• Request: Output the data exactly, with every line intact.

• Excerpts from a figure dataset:
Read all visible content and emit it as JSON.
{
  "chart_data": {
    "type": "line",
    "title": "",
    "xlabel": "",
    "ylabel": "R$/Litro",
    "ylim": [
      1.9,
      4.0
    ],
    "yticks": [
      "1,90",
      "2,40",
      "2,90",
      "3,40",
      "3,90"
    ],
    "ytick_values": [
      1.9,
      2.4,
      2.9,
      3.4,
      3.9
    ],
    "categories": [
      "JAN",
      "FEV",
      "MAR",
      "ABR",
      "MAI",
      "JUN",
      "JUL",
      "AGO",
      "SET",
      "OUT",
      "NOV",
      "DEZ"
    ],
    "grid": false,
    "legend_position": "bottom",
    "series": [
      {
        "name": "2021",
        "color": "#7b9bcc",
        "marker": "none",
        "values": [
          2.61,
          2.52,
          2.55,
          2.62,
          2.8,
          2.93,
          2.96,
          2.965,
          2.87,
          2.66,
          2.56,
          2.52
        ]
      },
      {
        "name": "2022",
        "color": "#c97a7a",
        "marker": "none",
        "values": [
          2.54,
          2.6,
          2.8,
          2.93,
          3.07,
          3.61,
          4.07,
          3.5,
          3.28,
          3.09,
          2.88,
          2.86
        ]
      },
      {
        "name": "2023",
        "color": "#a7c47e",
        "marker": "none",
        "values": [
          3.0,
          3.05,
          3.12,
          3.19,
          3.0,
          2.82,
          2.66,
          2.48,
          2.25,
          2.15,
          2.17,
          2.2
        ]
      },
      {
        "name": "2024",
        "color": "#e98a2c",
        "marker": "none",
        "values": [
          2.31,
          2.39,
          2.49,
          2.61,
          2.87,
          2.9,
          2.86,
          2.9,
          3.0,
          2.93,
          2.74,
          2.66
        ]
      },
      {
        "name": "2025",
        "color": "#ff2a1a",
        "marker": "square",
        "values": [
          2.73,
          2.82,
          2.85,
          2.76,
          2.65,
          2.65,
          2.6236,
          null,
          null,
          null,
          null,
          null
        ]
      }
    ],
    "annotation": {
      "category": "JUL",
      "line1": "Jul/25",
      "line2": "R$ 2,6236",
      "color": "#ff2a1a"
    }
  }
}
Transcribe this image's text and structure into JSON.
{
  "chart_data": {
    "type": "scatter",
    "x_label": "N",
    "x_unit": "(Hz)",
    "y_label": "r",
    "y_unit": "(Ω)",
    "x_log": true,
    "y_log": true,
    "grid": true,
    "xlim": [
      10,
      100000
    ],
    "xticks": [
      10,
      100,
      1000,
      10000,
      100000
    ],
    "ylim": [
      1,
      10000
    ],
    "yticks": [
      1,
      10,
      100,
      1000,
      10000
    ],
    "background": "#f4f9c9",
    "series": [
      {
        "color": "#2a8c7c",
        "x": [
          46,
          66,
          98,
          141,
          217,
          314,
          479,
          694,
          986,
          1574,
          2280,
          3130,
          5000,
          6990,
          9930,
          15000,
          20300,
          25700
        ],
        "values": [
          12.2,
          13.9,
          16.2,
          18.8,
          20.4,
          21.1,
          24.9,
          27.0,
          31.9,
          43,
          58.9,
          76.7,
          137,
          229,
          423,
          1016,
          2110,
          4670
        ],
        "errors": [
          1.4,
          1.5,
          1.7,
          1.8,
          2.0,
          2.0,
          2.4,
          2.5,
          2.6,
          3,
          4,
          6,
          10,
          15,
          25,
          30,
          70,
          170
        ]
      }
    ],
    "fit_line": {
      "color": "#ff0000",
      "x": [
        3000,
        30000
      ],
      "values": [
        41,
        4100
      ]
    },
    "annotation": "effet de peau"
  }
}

• Solved problem:
Read all visible content and emit it as JSON.
{
  "chart_data": {
    "type": "line",
    "title": "",
    "xlabel": "",
    "ylabel": "R$/Litro",
    "ylim": [
      1.9,
      4.0
    ],
    "yticks": [
      "1,90",
      "2,40",
      "2,90",
      "3,40",
      "3,90"
    ],
    "ytick_values": [
      1.9,
      2.4,
      2.9,
      3.4,
      3.9
    ],
    "categories": [
      "JAN",
      "FEV",
      "MAR",
      "ABR",
      "MAI",
      "JUN",
      "JUL",
      "AGO",
      "SET",
      "OUT",
      "NOV",
      "DEZ"
    ],
    "grid": false,
    "legend_position": "bottom",
    "series": [
      {
        "name": "2021",
        "color": "#7b9bcc",
        "marker": "none",
        "values": [
          2.61,
          2.52,
          2.55,
          2.62,
          2.8,
          2.93,
          2.96,
          2.965,
          2.87,
          2.66,
          2.56,
          2.52
        ]
      },
      {
        "name": "2022",
        "color": "#c97a7a",
        "marker": "none",
        "values": [
          2.54,
          2.6,
          2.8,
          2.93,
          3.07,
          3.61,
          4.07,
          3.5,
          3.28,
          3.09,
          2.88,
          2.86
        ]
      },
      {
        "name": "2023",
        "color": "#a7c47e",
        "marker": "none",
        "values": [
          3.0,
          3.05,
          3.12,
          3.19,
          3.0,
          2.82,
          2.66,
          2.48,
          2.25,
          2.15,
          2.17,
          2.2
        ]
      },
      {
        "name": "2024",
        "color": "#e98a2c",
        "marker": "none",
        "values": [
          2.31,
          2.39,
          2.49,
          2.61,
          2.87,
          2.9,
          2.86,
          2.9,
          3.0,
          2.93,
          2.74,
          2.66
        ]
      },
      {
        "name": "2025",
        "color": "#ff2a1a",
        "marker": "square",
        "values": [
          2.73,
          2.82,
          2.85,
          2.76,
          2.65,
          2.65,
          2.6236,
          null,
          null,
          null,
          null,
          null
        ]
      }
    ],
    "annotation": {
      "category": "JUL",
      "line1": "Jul/25",
      "line2": "R$ 2,6236",
      "color": "#ff2a1a"
    }
  }
}
Transcribe this image's text and structure into JSON.
{
  "chart_data": {
    "type": "scatter",
    "x_label": "N",
    "x_unit": "(Hz)",
    "y_label": "r",
    "y_unit": "(Ω)",
    "x_log": true,
    "y_log": true,
    "grid": true,
    "xlim": [
      10,
      100000
    ],
    "xticks": [
      10,
      100,
      1000,
      10000,
      100000
    ],
    "ylim": [
      1,
      10000
    ],
    "yticks": [
      1,
      10,
      100,
      1000,
      10000
    ],
    "background": "#f4f9c9",
    "series": [
      {
        "color": "#2a8c7c",
        "x": [
          46,
          66,
          98,
          141,
          217,
          314,
          479,
          694,
          986,
          1574,
          2280,
          3130,
          5000,
          6990,
          9930,
          15000,
          20300,
          25700
        ],
        "values": [
          12.2,
          13.9,
          16.2,
          18.8,
          20.4,
          21.1,
          24.9,
          27.0,
          31.9,
          43,
          58.9,
          76.7,
          137,
          229,
          423,
          1016,
          2110,
          4670
        ],
        "errors": [
          1.4,
          1.5,
          1.7,
          1.8,
          2.0,
          2.0,
          2.4,
          2.5,
          2.6,
          3,
          4,
          6,
          10,
          15,
          25,
          30,
          70,
          170
        ]
      }
    ],
    "fit_line": {
      "color": "#ff0000",
      "x": [
        3000,
        30000
      ],
      "values": [
        41,
        4100
      ]
    },
    "annotation": "effet de peau"
  }
}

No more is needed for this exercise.